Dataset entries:
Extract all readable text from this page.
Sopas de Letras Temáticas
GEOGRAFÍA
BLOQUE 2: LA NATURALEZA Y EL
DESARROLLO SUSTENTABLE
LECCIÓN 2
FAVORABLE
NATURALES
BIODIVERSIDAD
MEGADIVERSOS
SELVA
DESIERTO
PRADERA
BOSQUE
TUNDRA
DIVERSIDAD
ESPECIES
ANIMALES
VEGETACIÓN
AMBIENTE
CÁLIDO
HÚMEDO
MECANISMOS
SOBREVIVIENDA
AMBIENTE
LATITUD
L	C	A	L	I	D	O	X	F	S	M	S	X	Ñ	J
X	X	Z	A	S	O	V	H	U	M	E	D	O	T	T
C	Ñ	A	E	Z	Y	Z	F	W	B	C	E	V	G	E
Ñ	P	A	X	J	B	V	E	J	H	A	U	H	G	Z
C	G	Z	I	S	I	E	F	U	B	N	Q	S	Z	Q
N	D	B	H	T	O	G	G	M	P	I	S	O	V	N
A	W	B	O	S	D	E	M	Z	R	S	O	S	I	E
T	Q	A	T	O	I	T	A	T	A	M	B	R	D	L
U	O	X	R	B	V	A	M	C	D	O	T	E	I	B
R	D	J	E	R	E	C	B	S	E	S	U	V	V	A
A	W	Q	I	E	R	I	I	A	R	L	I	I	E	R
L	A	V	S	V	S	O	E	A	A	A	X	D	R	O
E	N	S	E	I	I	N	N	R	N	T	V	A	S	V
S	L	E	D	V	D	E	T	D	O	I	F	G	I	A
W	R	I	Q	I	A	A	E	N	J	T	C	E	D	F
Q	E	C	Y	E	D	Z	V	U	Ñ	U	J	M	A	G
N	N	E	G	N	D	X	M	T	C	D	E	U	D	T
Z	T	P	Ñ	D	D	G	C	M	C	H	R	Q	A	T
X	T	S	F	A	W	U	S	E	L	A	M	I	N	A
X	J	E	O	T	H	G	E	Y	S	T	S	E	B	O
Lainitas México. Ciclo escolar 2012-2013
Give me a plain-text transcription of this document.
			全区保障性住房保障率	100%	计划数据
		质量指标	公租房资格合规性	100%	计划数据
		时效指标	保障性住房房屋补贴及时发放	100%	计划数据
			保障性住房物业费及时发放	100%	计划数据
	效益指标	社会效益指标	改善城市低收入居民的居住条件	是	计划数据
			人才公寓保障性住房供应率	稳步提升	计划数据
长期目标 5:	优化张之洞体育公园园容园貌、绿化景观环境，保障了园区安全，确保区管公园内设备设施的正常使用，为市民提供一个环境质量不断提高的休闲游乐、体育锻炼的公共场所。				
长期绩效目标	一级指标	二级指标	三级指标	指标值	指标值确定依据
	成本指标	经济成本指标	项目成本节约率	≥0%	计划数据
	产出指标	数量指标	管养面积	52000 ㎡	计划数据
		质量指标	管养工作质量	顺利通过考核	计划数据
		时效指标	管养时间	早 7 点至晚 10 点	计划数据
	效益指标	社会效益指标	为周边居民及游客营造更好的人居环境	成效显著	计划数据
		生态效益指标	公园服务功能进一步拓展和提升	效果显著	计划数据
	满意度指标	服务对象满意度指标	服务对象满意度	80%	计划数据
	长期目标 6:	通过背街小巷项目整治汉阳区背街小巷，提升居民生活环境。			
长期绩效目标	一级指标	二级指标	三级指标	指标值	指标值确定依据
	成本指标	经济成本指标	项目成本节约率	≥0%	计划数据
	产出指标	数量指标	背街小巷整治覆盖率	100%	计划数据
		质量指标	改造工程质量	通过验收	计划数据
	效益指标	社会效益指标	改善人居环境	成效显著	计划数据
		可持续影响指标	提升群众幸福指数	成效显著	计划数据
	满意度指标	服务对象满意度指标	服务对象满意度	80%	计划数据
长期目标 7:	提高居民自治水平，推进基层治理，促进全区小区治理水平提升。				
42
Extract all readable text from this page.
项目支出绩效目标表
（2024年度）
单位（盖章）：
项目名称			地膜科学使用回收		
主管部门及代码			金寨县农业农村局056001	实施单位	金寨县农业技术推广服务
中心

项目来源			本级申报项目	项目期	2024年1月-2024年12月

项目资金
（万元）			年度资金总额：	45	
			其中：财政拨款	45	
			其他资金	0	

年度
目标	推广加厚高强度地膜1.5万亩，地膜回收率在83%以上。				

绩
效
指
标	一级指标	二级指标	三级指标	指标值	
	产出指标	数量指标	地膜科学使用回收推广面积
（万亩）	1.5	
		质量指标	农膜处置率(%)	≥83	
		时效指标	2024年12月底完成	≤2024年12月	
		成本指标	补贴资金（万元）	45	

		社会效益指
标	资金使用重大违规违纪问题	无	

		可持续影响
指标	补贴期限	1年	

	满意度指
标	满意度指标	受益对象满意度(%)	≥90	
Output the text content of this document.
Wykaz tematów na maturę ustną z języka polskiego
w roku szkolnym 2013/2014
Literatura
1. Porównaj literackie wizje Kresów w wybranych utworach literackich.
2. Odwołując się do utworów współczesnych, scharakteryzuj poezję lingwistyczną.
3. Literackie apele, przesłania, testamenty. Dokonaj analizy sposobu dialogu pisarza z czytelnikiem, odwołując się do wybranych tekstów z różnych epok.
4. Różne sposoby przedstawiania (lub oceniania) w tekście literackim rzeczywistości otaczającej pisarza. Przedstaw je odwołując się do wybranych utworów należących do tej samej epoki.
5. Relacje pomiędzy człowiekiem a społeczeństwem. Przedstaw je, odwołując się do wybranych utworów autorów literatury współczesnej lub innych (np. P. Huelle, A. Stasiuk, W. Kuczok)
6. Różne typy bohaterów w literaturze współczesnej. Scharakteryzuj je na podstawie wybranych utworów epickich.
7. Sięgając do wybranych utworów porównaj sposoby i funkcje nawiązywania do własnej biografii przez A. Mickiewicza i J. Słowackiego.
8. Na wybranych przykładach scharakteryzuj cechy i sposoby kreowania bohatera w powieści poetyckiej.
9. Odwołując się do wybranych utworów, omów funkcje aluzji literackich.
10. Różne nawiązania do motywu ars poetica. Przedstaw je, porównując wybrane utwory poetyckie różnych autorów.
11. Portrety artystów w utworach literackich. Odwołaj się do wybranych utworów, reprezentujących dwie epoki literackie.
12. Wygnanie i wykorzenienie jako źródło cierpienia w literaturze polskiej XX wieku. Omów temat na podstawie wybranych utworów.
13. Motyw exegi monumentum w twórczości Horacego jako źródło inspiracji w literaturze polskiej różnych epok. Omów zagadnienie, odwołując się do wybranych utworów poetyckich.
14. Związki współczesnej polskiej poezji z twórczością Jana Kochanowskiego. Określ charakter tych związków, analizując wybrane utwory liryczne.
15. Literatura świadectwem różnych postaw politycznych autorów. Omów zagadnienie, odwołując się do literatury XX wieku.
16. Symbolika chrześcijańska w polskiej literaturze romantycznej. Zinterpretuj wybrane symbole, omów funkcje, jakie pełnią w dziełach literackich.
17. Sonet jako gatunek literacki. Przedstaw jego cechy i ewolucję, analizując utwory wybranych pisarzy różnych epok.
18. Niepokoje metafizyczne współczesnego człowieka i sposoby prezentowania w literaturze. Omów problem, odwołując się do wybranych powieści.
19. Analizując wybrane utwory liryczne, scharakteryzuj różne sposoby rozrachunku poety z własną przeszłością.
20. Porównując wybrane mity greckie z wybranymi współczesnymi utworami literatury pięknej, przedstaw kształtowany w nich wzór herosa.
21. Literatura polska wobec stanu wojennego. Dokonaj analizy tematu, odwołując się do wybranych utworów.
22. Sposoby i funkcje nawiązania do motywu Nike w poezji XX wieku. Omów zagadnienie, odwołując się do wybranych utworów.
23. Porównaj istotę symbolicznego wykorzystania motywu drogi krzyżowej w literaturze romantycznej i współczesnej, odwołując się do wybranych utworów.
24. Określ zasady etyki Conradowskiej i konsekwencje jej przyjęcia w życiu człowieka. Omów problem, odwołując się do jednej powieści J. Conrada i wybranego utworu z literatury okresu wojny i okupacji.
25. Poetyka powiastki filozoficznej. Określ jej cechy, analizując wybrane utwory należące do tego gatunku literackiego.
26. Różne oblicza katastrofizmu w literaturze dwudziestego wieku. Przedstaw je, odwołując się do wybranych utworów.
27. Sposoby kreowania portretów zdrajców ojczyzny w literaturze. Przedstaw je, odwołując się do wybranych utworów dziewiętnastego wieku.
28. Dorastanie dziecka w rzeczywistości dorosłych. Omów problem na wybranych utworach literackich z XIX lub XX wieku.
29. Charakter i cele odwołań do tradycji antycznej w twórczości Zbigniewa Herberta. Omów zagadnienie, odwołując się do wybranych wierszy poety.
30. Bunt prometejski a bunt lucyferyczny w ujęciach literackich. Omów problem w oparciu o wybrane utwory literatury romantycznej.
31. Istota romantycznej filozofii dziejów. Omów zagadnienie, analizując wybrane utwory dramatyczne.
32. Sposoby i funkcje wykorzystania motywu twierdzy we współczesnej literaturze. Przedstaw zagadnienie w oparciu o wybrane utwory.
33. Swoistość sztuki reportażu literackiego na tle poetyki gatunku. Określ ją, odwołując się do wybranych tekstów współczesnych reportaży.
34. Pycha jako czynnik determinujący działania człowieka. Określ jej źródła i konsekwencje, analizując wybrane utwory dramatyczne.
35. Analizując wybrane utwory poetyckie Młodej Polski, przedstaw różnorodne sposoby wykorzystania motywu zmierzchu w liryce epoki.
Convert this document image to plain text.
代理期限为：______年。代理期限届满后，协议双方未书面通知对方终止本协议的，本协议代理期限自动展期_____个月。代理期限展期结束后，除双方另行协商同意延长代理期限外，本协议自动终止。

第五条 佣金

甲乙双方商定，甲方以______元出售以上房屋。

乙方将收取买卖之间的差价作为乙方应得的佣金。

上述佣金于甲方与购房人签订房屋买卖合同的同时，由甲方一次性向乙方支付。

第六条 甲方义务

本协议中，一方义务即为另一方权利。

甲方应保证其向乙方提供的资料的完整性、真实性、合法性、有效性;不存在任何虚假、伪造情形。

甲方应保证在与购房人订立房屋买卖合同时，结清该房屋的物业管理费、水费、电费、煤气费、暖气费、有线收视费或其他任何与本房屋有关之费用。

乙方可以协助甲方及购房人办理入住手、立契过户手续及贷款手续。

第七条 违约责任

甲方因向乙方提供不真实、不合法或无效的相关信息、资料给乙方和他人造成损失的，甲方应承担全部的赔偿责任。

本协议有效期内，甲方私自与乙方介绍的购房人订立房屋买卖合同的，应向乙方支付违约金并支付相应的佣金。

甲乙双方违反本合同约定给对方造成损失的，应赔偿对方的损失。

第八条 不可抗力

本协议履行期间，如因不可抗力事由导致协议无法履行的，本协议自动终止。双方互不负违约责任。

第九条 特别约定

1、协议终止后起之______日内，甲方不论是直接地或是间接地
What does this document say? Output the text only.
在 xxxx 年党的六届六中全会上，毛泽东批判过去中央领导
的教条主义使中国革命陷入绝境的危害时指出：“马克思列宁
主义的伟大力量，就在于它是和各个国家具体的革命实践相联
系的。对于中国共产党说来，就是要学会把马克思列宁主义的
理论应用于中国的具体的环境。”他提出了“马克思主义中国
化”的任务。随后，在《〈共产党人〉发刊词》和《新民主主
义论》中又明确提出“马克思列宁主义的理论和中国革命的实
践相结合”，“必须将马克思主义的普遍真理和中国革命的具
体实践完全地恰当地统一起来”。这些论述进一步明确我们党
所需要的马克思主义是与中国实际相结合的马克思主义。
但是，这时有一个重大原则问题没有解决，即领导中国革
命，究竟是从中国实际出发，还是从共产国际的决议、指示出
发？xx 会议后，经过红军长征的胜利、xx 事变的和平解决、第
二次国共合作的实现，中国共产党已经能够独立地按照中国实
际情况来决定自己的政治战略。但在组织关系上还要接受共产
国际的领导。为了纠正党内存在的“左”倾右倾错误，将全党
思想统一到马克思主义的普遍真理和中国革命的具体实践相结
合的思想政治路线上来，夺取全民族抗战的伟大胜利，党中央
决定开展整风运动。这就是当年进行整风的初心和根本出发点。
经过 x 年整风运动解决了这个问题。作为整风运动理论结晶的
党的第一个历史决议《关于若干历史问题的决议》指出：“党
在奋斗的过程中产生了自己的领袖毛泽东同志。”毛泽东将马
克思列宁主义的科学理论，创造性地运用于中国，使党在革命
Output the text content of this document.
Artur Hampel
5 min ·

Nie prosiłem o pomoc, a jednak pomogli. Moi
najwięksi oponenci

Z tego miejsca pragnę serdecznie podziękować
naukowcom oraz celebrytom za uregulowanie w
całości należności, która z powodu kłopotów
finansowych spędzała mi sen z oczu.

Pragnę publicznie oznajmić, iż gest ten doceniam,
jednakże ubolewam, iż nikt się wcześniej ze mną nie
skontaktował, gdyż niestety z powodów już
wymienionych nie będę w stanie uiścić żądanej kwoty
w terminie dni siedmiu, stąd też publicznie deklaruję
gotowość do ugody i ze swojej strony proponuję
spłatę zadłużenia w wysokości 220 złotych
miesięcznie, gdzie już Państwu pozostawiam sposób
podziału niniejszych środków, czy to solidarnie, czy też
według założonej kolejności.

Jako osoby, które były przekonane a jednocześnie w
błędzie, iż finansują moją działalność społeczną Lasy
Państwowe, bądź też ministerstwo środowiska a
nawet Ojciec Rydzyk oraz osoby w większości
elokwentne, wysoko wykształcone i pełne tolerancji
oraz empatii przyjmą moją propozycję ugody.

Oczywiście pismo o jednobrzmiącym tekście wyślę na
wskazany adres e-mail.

* _Exercise instructions_
Collect each line holding the string "Określ".

* _The response_
14. Związki współczesnej polskiej poezji z twórczością Jana Kochanowskiego. Określ charakter tych związków, analizując wybrane utwory liryczne.
24. Określ zasady etyki Conradowskiej i konsekwencje jej przyjęcia w życiu człowieka. Omów problem, odwołując się do jednej powieści J. Conrada i wybranego utworu z literatury okresu wojny i okupacji.
25. Poetyka powiastki filozoficznej. Określ jej cechy, analizując wybrane utwory należące do tego gatunku literackiego.
33. Swoistość sztuki reportażu literackiego na tle poetyki gatunku. Określ ją, odwołując się do wybranych tekstów współczesnych reportaży.
34. Pycha jako czynnik determinujący działania człowieka. Określ jej źródła i konsekwencje, analizując wybrane utwory dramatyczne.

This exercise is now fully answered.